* **PROBLEM DETAILS**: Output every line of the material exactly, omitting images.

"""

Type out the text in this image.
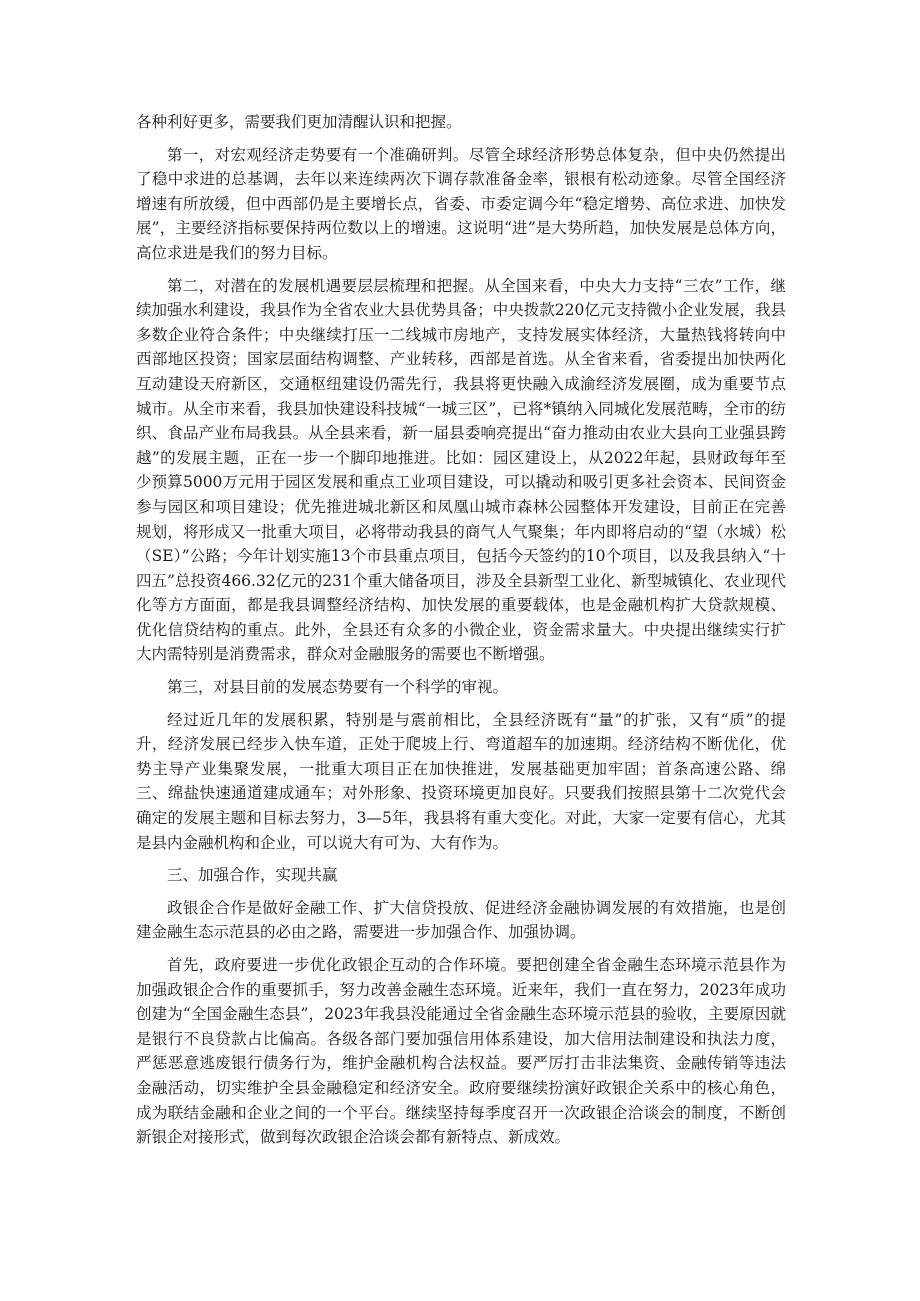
各种利好更多，需要我们更加清醒认识和把握。

第一，对宏观经济走势要有一个准确研判。尽管全球经济形势总体复杂，但中央仍然提出了稳中求进的总基调，去年以来连续两次下调存款准备金率，银根有松动迹象。尽管全国经济增速有所放缓，但中西部仍是主要增长点，省委、市委定调今年“稳定增势、高位求进、加快发展”，主要经济指标要保持两位数以上的增速。这说明“进”是大势所趋，加快发展是总体方向，高位求进是我们的努力目标。

第二，对潜在的发展机遇要层层梳理和把握。从全国来看，中央大力支持“三农”工作，继续加强水利建设，我县作为全省农业大县优势具备；中央拨款220亿元支持微小企业发展，我县多数企业符合条件；中央继续打压一二线城市房地产，支持发展实体经济，大量热钱将转向中西部地区投资；国家层面结构调整、产业转移，西部是首选。从全省来看，省委提出加快两化互动建设天府新区，交通枢纽建设仍需先行，我县将更快融入成渝经济发展圈，成为重要节点城市。从全市来看，我县加快建设科技城“一城三区”，已将*镇纳入同城化发展范畴，全市的纺织、食品产业布局我县。从全县来看，新一届县委响亮提出“奋力推动由农业大县向工业强县跨越”的发展主题，正在一步一个脚印地推进。比如：园区建设上，从2022年起，县财政每年至少预算5000万元用于园区发展和重点工业项目建设，可以撬动和吸引更多社会资本、民间资金参与园区和项目建设；优先推进城北新区和凤凰山城市森林公园整体开发建设，目前正在完善规划，将形成又一批重大项目，必将带动我县的商气人气聚集；年内即将启动的“望（水城）松（SE）”公路；今年计划实施13个市县重点项目，包括今天签约的10个项目，以及我县纳入“十四五”总投资466.32亿元的231个重大储备项目，涉及全县新型工业化、新型城镇化、农业现代化等方方面面，都是我县调整经济结构、加快发展的重要载体，也是金融机构扩大贷款规模、优化信贷结构的重点。此外，全县还有众多的小微企业，资金需求量大。中央提出继续实行扩大内需特别是消费需求，群众对金融服务的需要也不断增强。

第三，对县目前的发展态势要有一个科学的审视。

经过近几年的发展积累，特别是与震前相比，全县经济既有“量”的扩张，又有“质”的提升，经济发展已经步入快车道，正处于爬坡上行、弯道超车的加速期。经济结构不断优化，优势主导产业集聚发展，一批重大项目正在加快推进，发展基础更加牢固；首条高速公路、绵三、绵盐快速通道建成通车；对外形象、投资环境更加良好。只要我们按照县第十二次党代会确定的发展主题和目标去努力，3—5年，我县将有重大变化。对此，大家一定要有信心，尤其是县内金融机构和企业，可以说大有可为、大有作为。

三、加强合作，实现共赢

政银企合作是做好金融工作、扩大信贷投放、促进经济金融协调发展的有效措施，也是创建金融生态示范县的必由之路，需要进一步加强合作、加强协调。

首先，政府要进一步优化政银企互动的合作环境。要把创建全省金融生态环境示范县作为加强政银企合作的重要抓手，努力改善金融生态环境。近来年，我们一直在努力，2023年成功创建为“全国金融生态县”，2023年我县没能通过全省金融生态环境示范县的验收，主要原因就是银行不良贷款占比偏高。各级各部门要加强信用体系建设，加大信用法制建设和执法力度，严惩恶意逃废银行债务行为，维护金融机构合法权益。要严厉打击非法集资、金融传销等违法金融活动，切实维护全县金融稳定和经济安全。政府要继续扮演好政银企关系中的核心角色，成为联结金融和企业之间的一个平台。继续坚持每季度召开一次政银企洽谈会的制度，不断创新银企对接形式，做到每次政银企洽谈会都有新特点、新成效。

"""

* **ANSWER IN FULL**:
Type out the text in this image.
各种利好更多，需要我们更加清醒认识和把握。

第一，对宏观经济走势要有一个准确研判。尽管全球经济形势总体复杂，但中央仍然提出了稳中求进的总基调，去年以来连续两次下调存款准备金率，银根有松动迹象。尽管全国经济增速有所放缓，但中西部仍是主要增长点，省委、市委定调今年“稳定增势、高位求进、加快发展”，主要经济指标要保持两位数以上的增速。这说明“进”是大势所趋，加快发展是总体方向，高位求进是我们的努力目标。

第二，对潜在的发展机遇要层层梳理和把握。从全国来看，中央大力支持“三农”工作，继续加强水利建设，我县作为全省农业大县优势具备；中央拨款220亿元支持微小企业发展，我县多数企业符合条件；中央继续打压一二线城市房地产，支持发展实体经济，大量热钱将转向中西部地区投资；国家层面结构调整、产业转移，西部是首选。从全省来看，省委提出加快两化互动建设天府新区，交通枢纽建设仍需先行，我县将更快融入成渝经济发展圈，成为重要节点城市。从全市来看，我县加快建设科技城“一城三区”，已将*镇纳入同城化发展范畴，全市的纺织、食品产业布局我县。从全县来看，新一届县委响亮提出“奋力推动由农业大县向工业强县跨越”的发展主题，正在一步一个脚印地推进。比如：园区建设上，从2022年起，县财政每年至少预算5000万元用于园区发展和重点工业项目建设，可以撬动和吸引更多社会资本、民间资金参与园区和项目建设；优先推进城北新区和凤凰山城市森林公园整体开发建设，目前正在完善规划，将形成又一批重大项目，必将带动我县的商气人气聚集；年内即将启动的“望（水城）松（SE）”公路；今年计划实施13个市县重点项目，包括今天签约的10个项目，以及我县纳入“十四五”总投资466.32亿元的231个重大储备项目，涉及全县新型工业化、新型城镇化、农业现代化等方方面面，都是我县调整经济结构、加快发展的重要载体，也是金融机构扩大贷款规模、优化信贷结构的重点。此外，全县还有众多的小微企业，资金需求量大。中央提出继续实行扩大内需特别是消费需求，群众对金融服务的需要也不断增强。

第三，对县目前的发展态势要有一个科学的审视。

经过近几年的发展积累，特别是与震前相比，全县经济既有“量”的扩张，又有“质”的提升，经济发展已经步入快车道，正处于爬坡上行、弯道超车的加速期。经济结构不断优化，优势主导产业集聚发展，一批重大项目正在加快推进，发展基础更加牢固；首条高速公路、绵三、绵盐快速通道建成通车；对外形象、投资环境更加良好。只要我们按照县第十二次党代会确定的发展主题和目标去努力，3—5年，我县将有重大变化。对此，大家一定要有信心，尤其是县内金融机构和企业，可以说大有可为、大有作为。

三、加强合作，实现共赢

政银企合作是做好金融工作、扩大信贷投放、促进经济金融协调发展的有效措施，也是创建金融生态示范县的必由之路，需要进一步加强合作、加强协调。

首先，政府要进一步优化政银企互动的合作环境。要把创建全省金融生态环境示范县作为加强政银企合作的重要抓手，努力改善金融生态环境。近来年，我们一直在努力，2023年成功创建为“全国金融生态县”，2023年我县没能通过全省金融生态环境示范县的验收，主要原因就是银行不良贷款占比偏高。各级各部门要加强信用体系建设，加大信用法制建设和执法力度，严惩恶意逃废银行债务行为，维护金融机构合法权益。要严厉打击非法集资、金融传销等违法金融活动，切实维护全县金融稳定和经济安全。政府要继续扮演好政银企关系中的核心角色，成为联结金融和企业之间的一个平台。继续坚持每季度召开一次政银企洽谈会的制度，不断创新银企对接形式，做到每次政银企洽谈会都有新特点、新成效。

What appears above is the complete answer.